- **Problem requirements**: Gather all lines in the data that hold the string "facebook".

- **Data excerpts**:
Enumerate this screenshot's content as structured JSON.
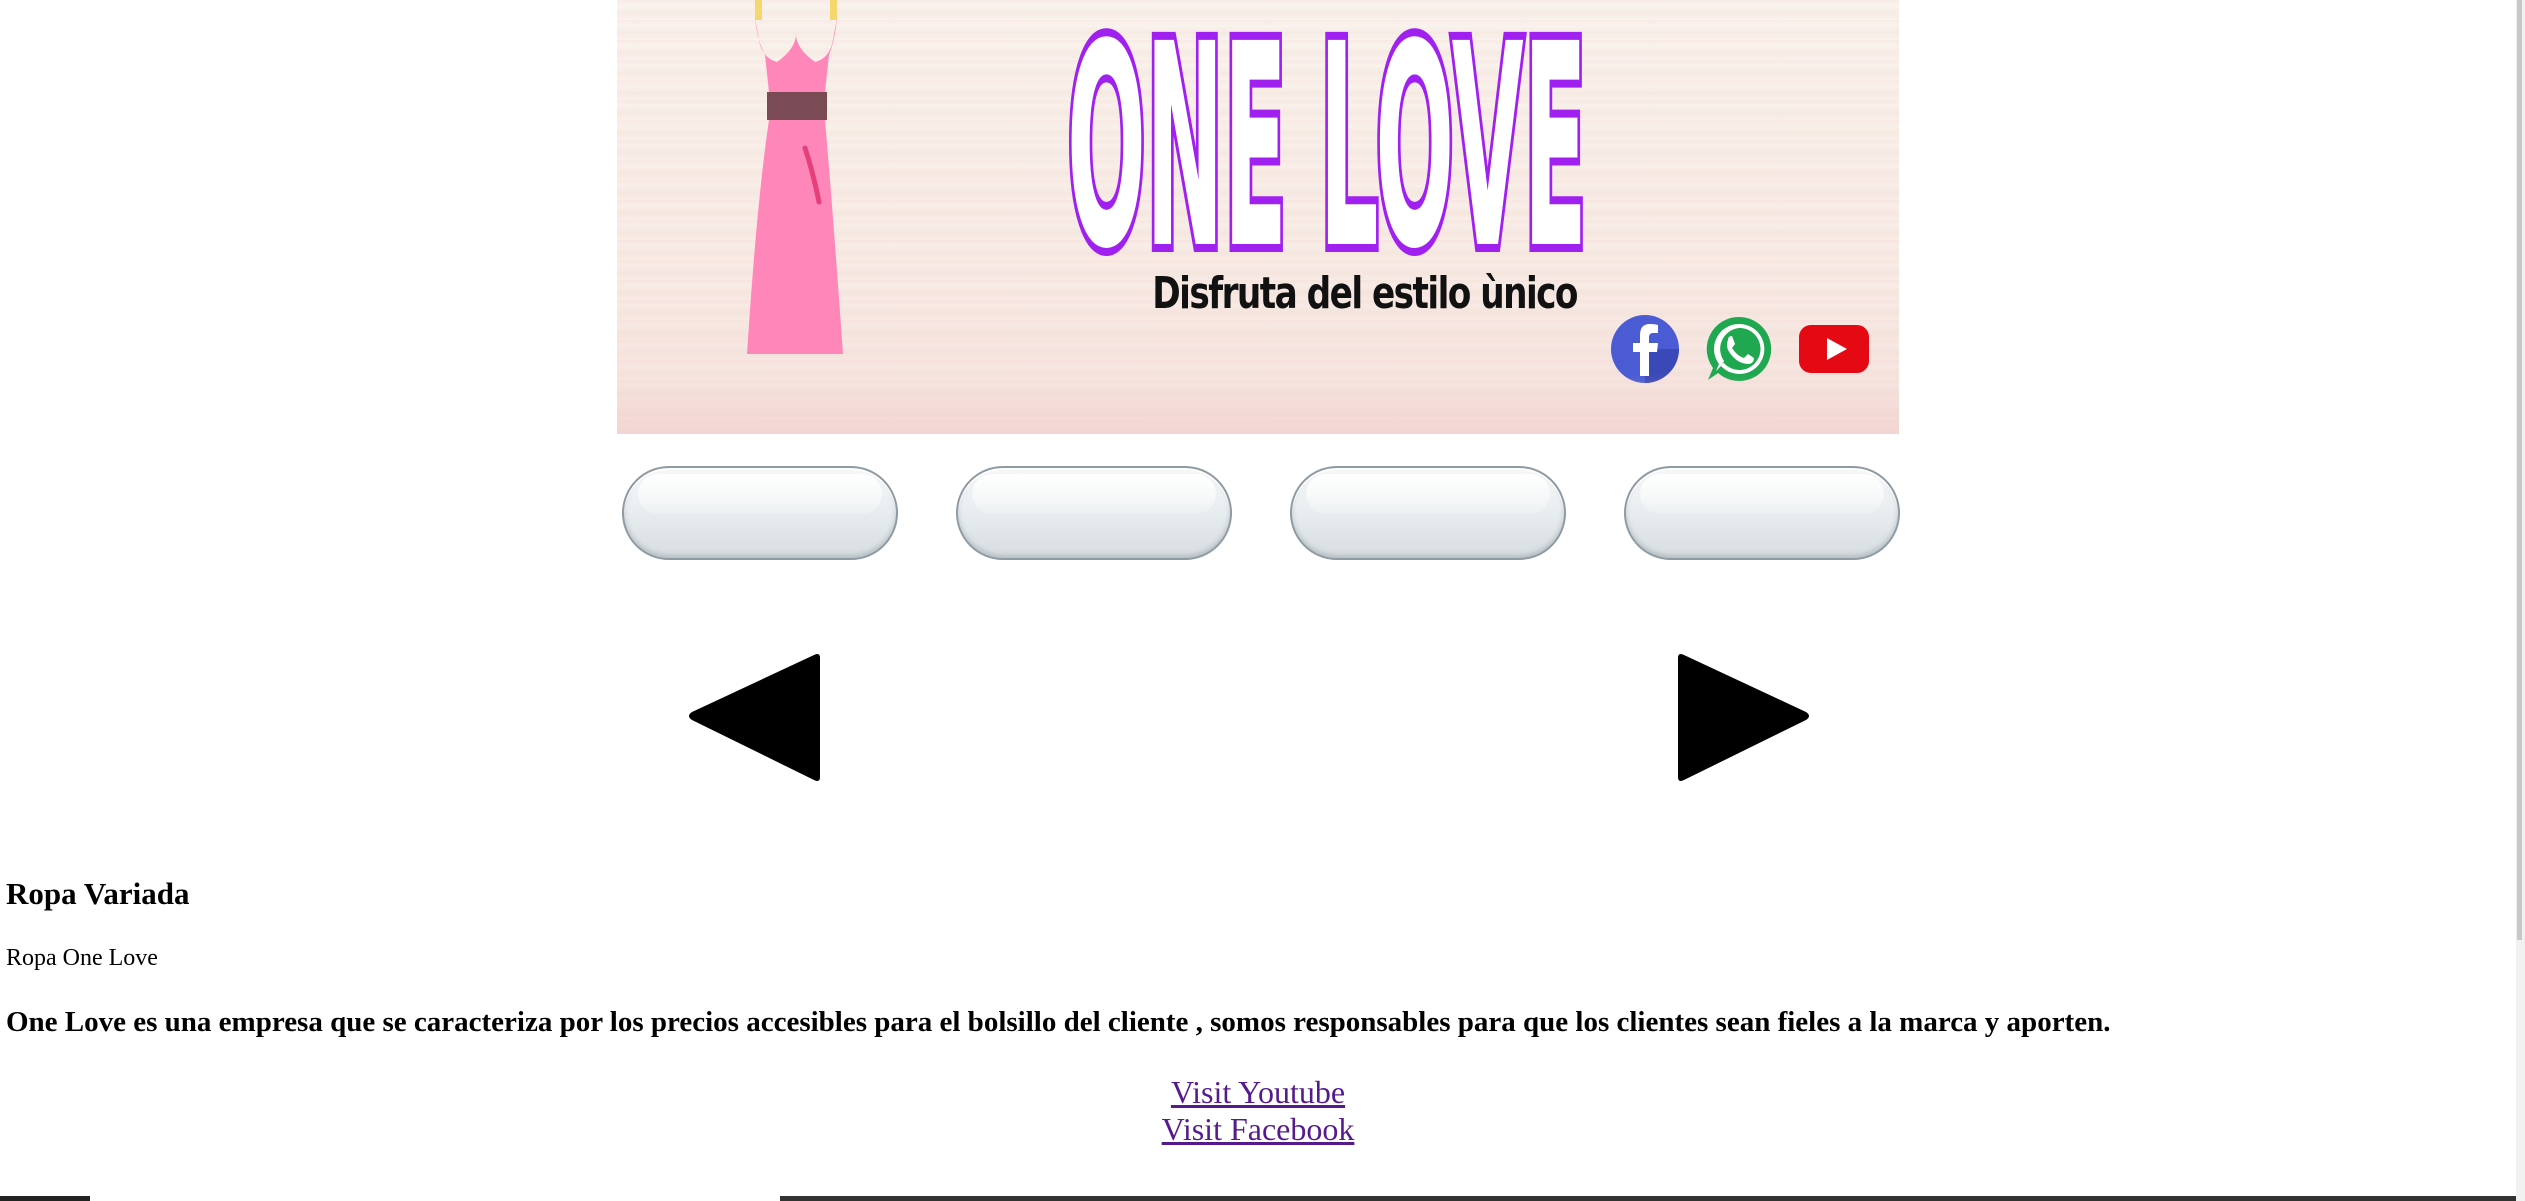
{
  "banner": {
    "logo_text": "ONE LOVE",
    "tagline": "Disfruta del estilo ùnico",
    "social": [
      {
        "icon": "facebook-icon",
        "color": "#4a5bd4"
      },
      {
        "icon": "whatsapp-icon",
        "color": "#1fa84f"
      },
      {
        "icon": "youtube-icon",
        "color": "#e50914"
      }
    ],
    "colors": {
      "logo_fill": "#ffffff",
      "logo_outline": "#a020f0",
      "dress": "#ff86b8",
      "dress_belt": "#7a4a55",
      "strap": "#f5d76e"
    }
  },
  "nav": {
    "buttons": [
      "",
      "",
      "",
      ""
    ]
  },
  "slider": {
    "prev_icon": "triangle-left-icon",
    "next_icon": "triangle-right-icon"
  },
  "content": {
    "heading": "Ropa Variada",
    "subtext": "Ropa One Love",
    "description": "One Love es una empresa que se caracteriza por los precios accesibles para el bolsillo del cliente , somos responsables para que los clientes sean fieles a la marca y aporten."
  },
  "links": {
    "youtube": "Visit Youtube",
    "facebook": "Visit Facebook",
    "color": "#551a8b"
  }
}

- **Output of the task**:
        "icon": "facebook-icon",
    "facebook": "Visit Facebook",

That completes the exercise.